What to produce: Find all the lines with "religion" and gather them.

-- Start --

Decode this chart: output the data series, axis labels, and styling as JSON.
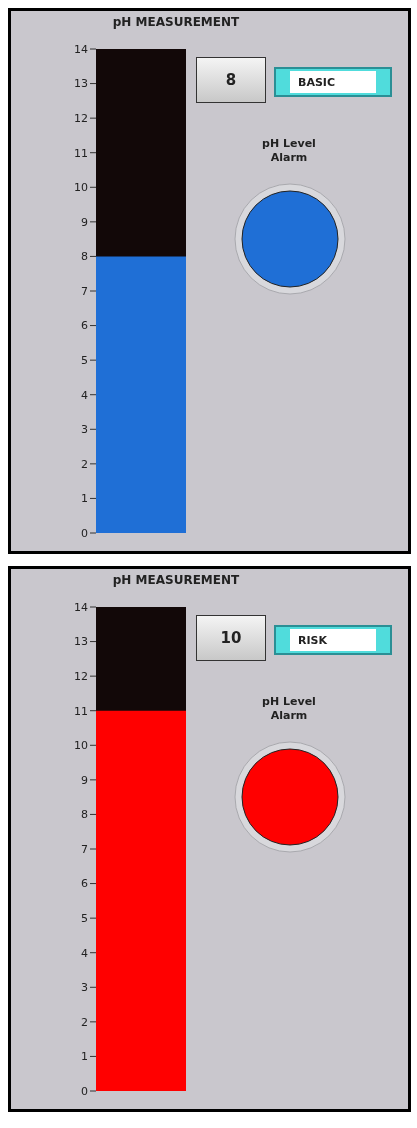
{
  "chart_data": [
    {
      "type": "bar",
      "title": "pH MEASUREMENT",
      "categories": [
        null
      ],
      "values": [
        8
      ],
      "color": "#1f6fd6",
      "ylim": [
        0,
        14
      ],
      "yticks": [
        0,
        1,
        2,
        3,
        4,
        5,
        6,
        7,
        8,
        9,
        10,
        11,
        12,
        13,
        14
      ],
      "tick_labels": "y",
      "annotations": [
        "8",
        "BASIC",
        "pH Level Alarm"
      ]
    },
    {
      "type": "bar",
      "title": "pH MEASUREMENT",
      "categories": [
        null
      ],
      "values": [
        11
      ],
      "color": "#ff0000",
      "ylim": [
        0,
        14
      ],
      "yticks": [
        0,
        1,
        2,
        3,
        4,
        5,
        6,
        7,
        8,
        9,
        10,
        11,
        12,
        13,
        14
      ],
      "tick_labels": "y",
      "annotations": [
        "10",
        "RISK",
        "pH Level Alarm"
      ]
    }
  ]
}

-- End --
-- Start --

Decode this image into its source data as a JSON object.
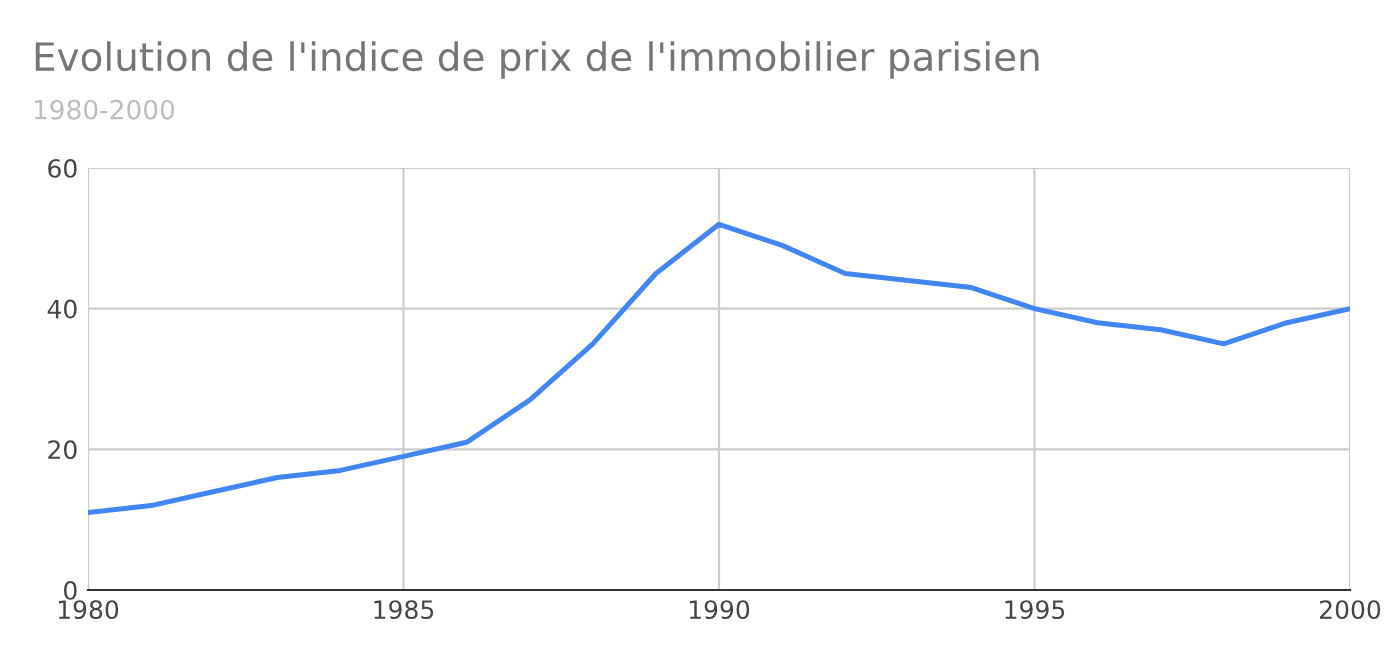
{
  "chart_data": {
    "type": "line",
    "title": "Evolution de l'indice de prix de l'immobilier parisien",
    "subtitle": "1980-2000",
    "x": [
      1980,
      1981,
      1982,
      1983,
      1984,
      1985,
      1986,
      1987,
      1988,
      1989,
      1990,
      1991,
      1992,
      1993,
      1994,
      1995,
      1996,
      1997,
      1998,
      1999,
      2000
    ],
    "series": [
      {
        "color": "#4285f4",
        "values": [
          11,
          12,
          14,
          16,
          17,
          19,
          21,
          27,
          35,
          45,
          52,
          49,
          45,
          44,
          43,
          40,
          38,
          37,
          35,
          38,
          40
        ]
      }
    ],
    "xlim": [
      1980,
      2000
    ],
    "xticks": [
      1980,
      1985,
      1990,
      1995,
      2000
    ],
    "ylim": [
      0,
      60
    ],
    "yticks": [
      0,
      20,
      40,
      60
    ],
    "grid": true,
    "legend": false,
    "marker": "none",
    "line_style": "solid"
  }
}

-- End --
-- Start --

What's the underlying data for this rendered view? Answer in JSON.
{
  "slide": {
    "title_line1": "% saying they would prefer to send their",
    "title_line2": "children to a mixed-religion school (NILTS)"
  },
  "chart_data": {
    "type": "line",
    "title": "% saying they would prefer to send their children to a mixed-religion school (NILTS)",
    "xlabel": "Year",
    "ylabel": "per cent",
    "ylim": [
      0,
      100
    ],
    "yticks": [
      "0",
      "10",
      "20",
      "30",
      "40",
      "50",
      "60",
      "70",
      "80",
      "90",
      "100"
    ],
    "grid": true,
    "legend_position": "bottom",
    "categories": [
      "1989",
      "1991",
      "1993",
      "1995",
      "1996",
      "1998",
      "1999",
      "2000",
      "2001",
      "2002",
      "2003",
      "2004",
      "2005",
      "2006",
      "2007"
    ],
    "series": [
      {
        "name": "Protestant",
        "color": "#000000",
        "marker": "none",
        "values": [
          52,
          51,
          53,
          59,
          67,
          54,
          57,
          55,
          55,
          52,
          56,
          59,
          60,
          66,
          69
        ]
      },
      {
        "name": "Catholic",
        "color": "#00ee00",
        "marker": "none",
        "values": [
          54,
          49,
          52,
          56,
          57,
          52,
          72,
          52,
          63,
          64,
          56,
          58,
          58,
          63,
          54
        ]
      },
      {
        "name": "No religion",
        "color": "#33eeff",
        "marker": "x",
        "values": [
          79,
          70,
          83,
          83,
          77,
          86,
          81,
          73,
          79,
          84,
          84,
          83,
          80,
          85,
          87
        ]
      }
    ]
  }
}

-- End --

Output:
    "title_line2": "children to a mixed-religion school (NILTS)"
    "title": "% saying they would prefer to send their children to a mixed-religion school (NILTS)",
        "name": "No religion",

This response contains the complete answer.